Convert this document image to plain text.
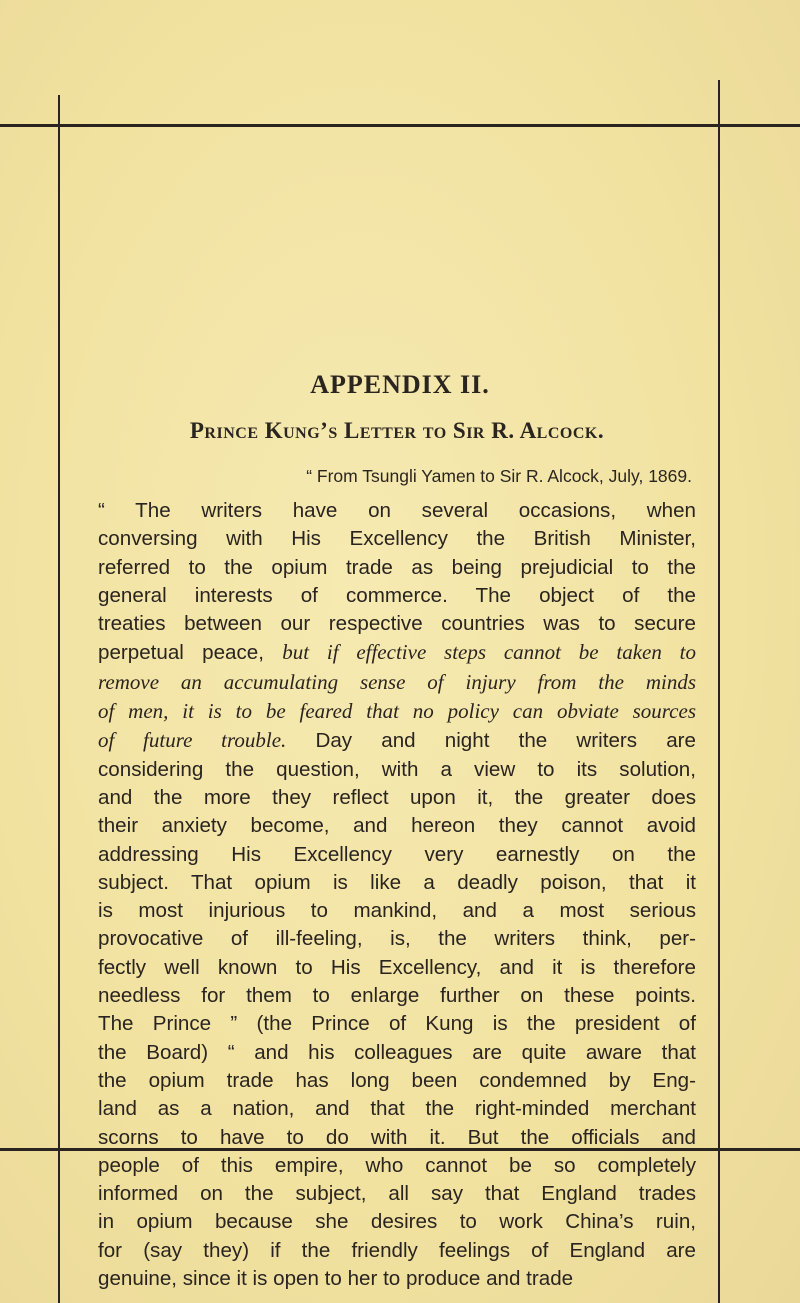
APPENDIX II.
Prince Kung’s Letter to Sir R. Alcock.

“ From Tsungli Yamen to Sir R. Alcock, July, 1869.

“ The writers have on several occasions, when
conversing with His Excellency the British Minister,
referred to the opium trade as being prejudicial to the
general interests of commerce. The object of the
treaties between our respective countries was to secure
perpetual peace, but if effective steps cannot be taken to
remove an accumulating sense of injury from the minds
of men, it is to be feared that no policy can obviate sources
of future trouble. Day and night the writers are
considering the question, with a view to its solution,
and the more they reflect upon it, the greater does
their anxiety become, and hereon they cannot avoid
addressing His Excellency very earnestly on the
subject. That opium is like a deadly poison, that it
is most injurious to mankind, and a most serious
provocative of ill-feeling, is, the writers think, per-
fectly well known to His Excellency, and it is therefore
needless for them to enlarge further on these points.
The Prince ” (the Prince of Kung is the president of
the Board) “ and his colleagues are quite aware that
the opium trade has long been condemned by Eng-
land as a nation, and that the right-minded merchant
scorns to have to do with it. But the officials and
people of this empire, who cannot be so completely
informed on the subject, all say that England trades
in opium because she desires to work China’s ruin,
for (say they) if the friendly feelings of England are
genuine, since it is open to her to produce and trade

::::::::

# [YOUR TASK]
Track down all lines above with the string "Kung" and copy them.

# [FINAL RESULT]
Prince Kung’s Letter to Sir R. Alcock.
The Prince ” (the Prince of Kung is the president of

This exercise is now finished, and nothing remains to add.